> [YOUR INSTRUCTIONS]:
Return the material word for word. Do not include pictures.

> [Items listed in a dataset]:
--------------------
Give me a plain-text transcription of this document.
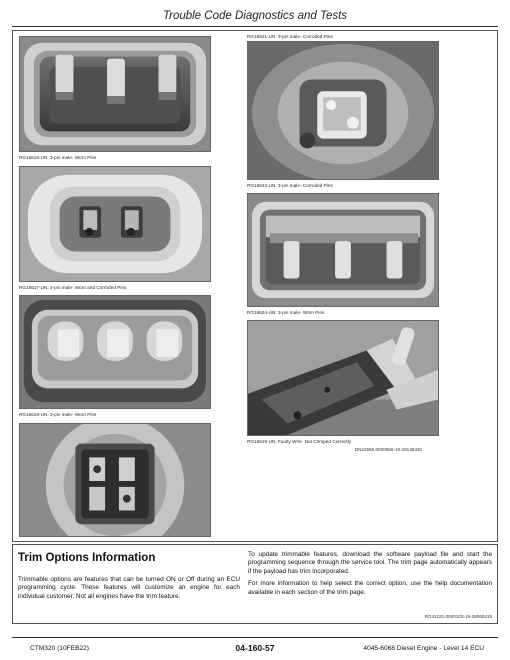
Trouble Code Diagnostics and Tests
RG16616-UN: 3-pin male- Worn Pins
RG16617-UN: 2-pin male- Worn and Corroded Pins
RG16618-UN: 3-pin male- Worn Pins
RG16621-UN: 3-pin male- Corroded Pins
RG16623-UN: 3-pin male- Corroded Pins
RG16624-UN: 3-pin male- Worn Pins
RG16619-UN: Faulty Wire- Not Crimped Correctly
DN22566,0000656-19-28138420
Trim Options Information
Trimmable options are features that can be turned ON or Off during an ECU programming cycle. These features will customize an engine for each individual customer. Not all engines have the trim feature.

To update trimmable features, download the software payload file and start the programming sequence through the service tool. The trim page automatically appears if the payload has trim incorporated.

For more information to help select the correct option, use the help documentation available in each section of the trim page.

RG41221,0000103-19-28060418
CTM320 (10FEB22)	04-160-57	4045-6068 Diesel Engine - Level 14 ECU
--------------------
> [THE OUTPUT]:
Give me a plain-text transcription of this document.
Trouble Code Diagnostics and Tests
RG16616-UN: 3-pin male- Worn Pins
RG16617-UN: 2-pin male- Worn and Corroded Pins
RG16618-UN: 3-pin male- Worn Pins
RG16621-UN: 3-pin male- Corroded Pins
RG16623-UN: 3-pin male- Corroded Pins
RG16624-UN: 3-pin male- Worn Pins
RG16619-UN: Faulty Wire- Not Crimped Correctly
DN22566,0000656-19-28138420
Trim Options Information
Trimmable options are features that can be turned ON or Off during an ECU programming cycle. These features will customize an engine for each individual customer. Not all engines have the trim feature.

To update trimmable features, download the software payload file and start the programming sequence through the service tool. The trim page automatically appears if the payload has trim incorporated.

For more information to help select the correct option, use the help documentation available in each section of the trim page.

RG41221,0000103-19-28060418
CTM320 (10FEB22)	04-160-57	4045-6068 Diesel Engine - Level 14 ECU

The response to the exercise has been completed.